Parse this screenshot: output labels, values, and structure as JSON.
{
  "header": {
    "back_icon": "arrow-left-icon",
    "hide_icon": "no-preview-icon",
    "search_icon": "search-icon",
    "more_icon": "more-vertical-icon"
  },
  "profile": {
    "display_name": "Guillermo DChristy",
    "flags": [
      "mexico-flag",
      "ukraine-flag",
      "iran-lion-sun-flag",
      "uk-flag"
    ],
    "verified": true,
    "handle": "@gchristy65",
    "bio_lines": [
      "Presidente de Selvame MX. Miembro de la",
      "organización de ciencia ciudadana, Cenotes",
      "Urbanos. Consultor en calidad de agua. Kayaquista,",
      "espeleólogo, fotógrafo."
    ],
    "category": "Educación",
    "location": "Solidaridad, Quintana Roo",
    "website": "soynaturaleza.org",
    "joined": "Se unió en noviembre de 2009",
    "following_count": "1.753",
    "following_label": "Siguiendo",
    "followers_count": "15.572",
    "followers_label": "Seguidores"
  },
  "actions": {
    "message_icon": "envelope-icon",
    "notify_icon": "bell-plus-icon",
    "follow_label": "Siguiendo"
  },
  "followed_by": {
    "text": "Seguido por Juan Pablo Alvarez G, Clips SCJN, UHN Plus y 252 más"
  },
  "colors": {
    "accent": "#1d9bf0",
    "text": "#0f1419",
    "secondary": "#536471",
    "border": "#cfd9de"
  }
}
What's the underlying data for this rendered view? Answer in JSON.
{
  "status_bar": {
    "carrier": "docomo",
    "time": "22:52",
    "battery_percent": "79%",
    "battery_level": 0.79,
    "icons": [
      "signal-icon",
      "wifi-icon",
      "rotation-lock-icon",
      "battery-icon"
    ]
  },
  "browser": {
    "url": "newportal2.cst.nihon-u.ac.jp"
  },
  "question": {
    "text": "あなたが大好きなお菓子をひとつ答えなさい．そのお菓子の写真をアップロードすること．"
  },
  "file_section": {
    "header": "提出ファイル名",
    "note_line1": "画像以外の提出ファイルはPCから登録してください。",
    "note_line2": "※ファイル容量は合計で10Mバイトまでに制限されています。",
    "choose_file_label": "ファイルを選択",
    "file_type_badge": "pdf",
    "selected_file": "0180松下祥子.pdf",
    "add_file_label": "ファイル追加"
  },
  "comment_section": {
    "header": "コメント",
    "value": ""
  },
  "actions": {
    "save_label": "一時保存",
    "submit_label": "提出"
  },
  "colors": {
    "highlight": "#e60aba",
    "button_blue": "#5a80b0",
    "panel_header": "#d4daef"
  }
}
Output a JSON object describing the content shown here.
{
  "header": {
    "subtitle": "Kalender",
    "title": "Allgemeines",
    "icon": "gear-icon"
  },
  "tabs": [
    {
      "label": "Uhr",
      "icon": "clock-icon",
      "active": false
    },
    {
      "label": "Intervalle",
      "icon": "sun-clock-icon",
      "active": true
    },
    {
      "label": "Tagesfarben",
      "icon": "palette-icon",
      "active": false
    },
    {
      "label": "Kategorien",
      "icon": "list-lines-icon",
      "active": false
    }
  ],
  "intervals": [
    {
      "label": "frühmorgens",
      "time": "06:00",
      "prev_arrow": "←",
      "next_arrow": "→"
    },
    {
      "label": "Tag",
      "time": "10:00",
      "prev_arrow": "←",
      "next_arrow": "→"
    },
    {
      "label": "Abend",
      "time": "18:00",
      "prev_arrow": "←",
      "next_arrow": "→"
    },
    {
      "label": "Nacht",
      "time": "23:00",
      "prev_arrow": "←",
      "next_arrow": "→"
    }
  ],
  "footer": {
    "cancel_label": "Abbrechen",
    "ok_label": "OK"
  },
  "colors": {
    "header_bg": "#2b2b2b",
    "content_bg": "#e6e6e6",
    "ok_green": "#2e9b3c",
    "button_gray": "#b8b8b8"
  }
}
__________________________________________________
Filter the records for lines holding the string "this". Copy each one.

Parse this screenshot: output labels, values, and structure as JSON.
What's the underlying data for this rendered view? Answer in JSON.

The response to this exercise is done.